#### Instructions for the task:
Nothing should be left out: output all of the entries exactly.
* BEGIN Supplied data *
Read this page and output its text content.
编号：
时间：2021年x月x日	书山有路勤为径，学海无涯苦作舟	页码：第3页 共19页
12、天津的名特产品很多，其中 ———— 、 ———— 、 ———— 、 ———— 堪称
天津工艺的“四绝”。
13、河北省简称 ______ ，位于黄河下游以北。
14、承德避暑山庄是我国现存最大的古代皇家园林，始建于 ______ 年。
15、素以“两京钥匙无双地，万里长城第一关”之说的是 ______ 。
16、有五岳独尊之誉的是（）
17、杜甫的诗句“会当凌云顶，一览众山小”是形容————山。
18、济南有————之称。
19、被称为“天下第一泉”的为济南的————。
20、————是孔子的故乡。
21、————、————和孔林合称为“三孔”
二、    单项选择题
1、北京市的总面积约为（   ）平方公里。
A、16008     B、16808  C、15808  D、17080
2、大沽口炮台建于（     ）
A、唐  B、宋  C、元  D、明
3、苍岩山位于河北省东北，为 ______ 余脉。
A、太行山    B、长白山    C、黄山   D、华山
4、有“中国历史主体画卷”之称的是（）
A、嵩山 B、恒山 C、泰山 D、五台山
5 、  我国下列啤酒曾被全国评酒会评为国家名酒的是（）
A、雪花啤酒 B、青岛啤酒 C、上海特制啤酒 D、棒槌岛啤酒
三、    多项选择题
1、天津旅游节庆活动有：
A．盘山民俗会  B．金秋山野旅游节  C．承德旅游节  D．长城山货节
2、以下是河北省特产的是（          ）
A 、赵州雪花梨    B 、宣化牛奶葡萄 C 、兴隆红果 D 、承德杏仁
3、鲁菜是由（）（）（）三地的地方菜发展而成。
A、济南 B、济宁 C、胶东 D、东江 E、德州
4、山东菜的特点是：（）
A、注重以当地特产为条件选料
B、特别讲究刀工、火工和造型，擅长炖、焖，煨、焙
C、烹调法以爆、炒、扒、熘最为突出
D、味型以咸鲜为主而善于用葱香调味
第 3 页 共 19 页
* END Supplied data *
#### Solution for this task:
Read this page and output its text content.
编号：
时间：2021年x月x日	书山有路勤为径，学海无涯苦作舟	页码：第3页 共19页
12、天津的名特产品很多，其中 ———— 、 ———— 、 ———— 、 ———— 堪称
天津工艺的“四绝”。
13、河北省简称 ______ ，位于黄河下游以北。
14、承德避暑山庄是我国现存最大的古代皇家园林，始建于 ______ 年。
15、素以“两京钥匙无双地，万里长城第一关”之说的是 ______ 。
16、有五岳独尊之誉的是（）
17、杜甫的诗句“会当凌云顶，一览众山小”是形容————山。
18、济南有————之称。
19、被称为“天下第一泉”的为济南的————。
20、————是孔子的故乡。
21、————、————和孔林合称为“三孔”
二、    单项选择题
1、北京市的总面积约为（   ）平方公里。
A、16008     B、16808  C、15808  D、17080
2、大沽口炮台建于（     ）
A、唐  B、宋  C、元  D、明
3、苍岩山位于河北省东北，为 ______ 余脉。
A、太行山    B、长白山    C、黄山   D、华山
4、有“中国历史主体画卷”之称的是（）
A、嵩山 B、恒山 C、泰山 D、五台山
5 、  我国下列啤酒曾被全国评酒会评为国家名酒的是（）
A、雪花啤酒 B、青岛啤酒 C、上海特制啤酒 D、棒槌岛啤酒
三、    多项选择题
1、天津旅游节庆活动有：
A．盘山民俗会  B．金秋山野旅游节  C．承德旅游节  D．长城山货节
2、以下是河北省特产的是（          ）
A 、赵州雪花梨    B 、宣化牛奶葡萄 C 、兴隆红果 D 、承德杏仁
3、鲁菜是由（）（）（）三地的地方菜发展而成。
A、济南 B、济宁 C、胶东 D、东江 E、德州
4、山东菜的特点是：（）
A、注重以当地特产为条件选料
B、特别讲究刀工、火工和造型，擅长炖、焖，煨、焙
C、烹调法以爆、炒、扒、熘最为突出
D、味型以咸鲜为主而善于用葱香调味
第 3 页 共 19 页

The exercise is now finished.